## Set problem
Reproduce each of the records below verbatim, line for line.

[start Data extract]

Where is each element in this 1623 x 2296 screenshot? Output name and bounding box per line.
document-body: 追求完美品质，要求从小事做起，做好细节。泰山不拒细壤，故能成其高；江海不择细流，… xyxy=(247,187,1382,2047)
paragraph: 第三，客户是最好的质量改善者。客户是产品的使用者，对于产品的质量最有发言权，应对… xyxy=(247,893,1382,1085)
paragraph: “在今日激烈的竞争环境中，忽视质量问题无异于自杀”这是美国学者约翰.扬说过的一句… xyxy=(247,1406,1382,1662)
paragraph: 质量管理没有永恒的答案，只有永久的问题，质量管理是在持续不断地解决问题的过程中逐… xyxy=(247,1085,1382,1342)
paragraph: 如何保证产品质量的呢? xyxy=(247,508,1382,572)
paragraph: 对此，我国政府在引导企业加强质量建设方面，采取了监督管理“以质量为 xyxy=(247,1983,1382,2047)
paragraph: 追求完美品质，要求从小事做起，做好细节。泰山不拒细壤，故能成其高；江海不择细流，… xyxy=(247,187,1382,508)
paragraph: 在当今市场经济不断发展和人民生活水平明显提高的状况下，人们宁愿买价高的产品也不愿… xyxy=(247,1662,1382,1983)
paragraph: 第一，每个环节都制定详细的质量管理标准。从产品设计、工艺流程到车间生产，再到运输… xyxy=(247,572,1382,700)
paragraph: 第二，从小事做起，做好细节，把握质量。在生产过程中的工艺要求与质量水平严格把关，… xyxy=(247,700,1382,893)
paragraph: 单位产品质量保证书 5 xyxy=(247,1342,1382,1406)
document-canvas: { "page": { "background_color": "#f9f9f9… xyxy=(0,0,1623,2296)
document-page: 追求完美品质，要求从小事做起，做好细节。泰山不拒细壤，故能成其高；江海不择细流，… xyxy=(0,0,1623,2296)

[end Data extract]

## Task answer
Where is each element in this 1623 x 2296 screenshot? Output name and bounding box per line.
document-body: 追求完美品质，要求从小事做起，做好细节。泰山不拒细壤，故能成其高；江海不择细流，… xyxy=(247,187,1382,2047)
paragraph: 第三，客户是最好的质量改善者。客户是产品的使用者，对于产品的质量最有发言权，应对… xyxy=(247,893,1382,1085)
paragraph: “在今日激烈的竞争环境中，忽视质量问题无异于自杀”这是美国学者约翰.扬说过的一句… xyxy=(247,1406,1382,1662)
paragraph: 质量管理没有永恒的答案，只有永久的问题，质量管理是在持续不断地解决问题的过程中逐… xyxy=(247,1085,1382,1342)
paragraph: 如何保证产品质量的呢? xyxy=(247,508,1382,572)
paragraph: 对此，我国政府在引导企业加强质量建设方面，采取了监督管理“以质量为 xyxy=(247,1983,1382,2047)
paragraph: 追求完美品质，要求从小事做起，做好细节。泰山不拒细壤，故能成其高；江海不择细流，… xyxy=(247,187,1382,508)
paragraph: 在当今市场经济不断发展和人民生活水平明显提高的状况下，人们宁愿买价高的产品也不愿… xyxy=(247,1662,1382,1983)
paragraph: 第一，每个环节都制定详细的质量管理标准。从产品设计、工艺流程到车间生产，再到运输… xyxy=(247,572,1382,700)
paragraph: 第二，从小事做起，做好细节，把握质量。在生产过程中的工艺要求与质量水平严格把关，… xyxy=(247,700,1382,893)
paragraph: 单位产品质量保证书 5 xyxy=(247,1342,1382,1406)
document-canvas: { "page": { "background_color": "#f9f9f9… xyxy=(0,0,1623,2296)
document-page: 追求完美品质，要求从小事做起，做好细节。泰山不拒细壤，故能成其高；江海不择细流，… xyxy=(0,0,1623,2296)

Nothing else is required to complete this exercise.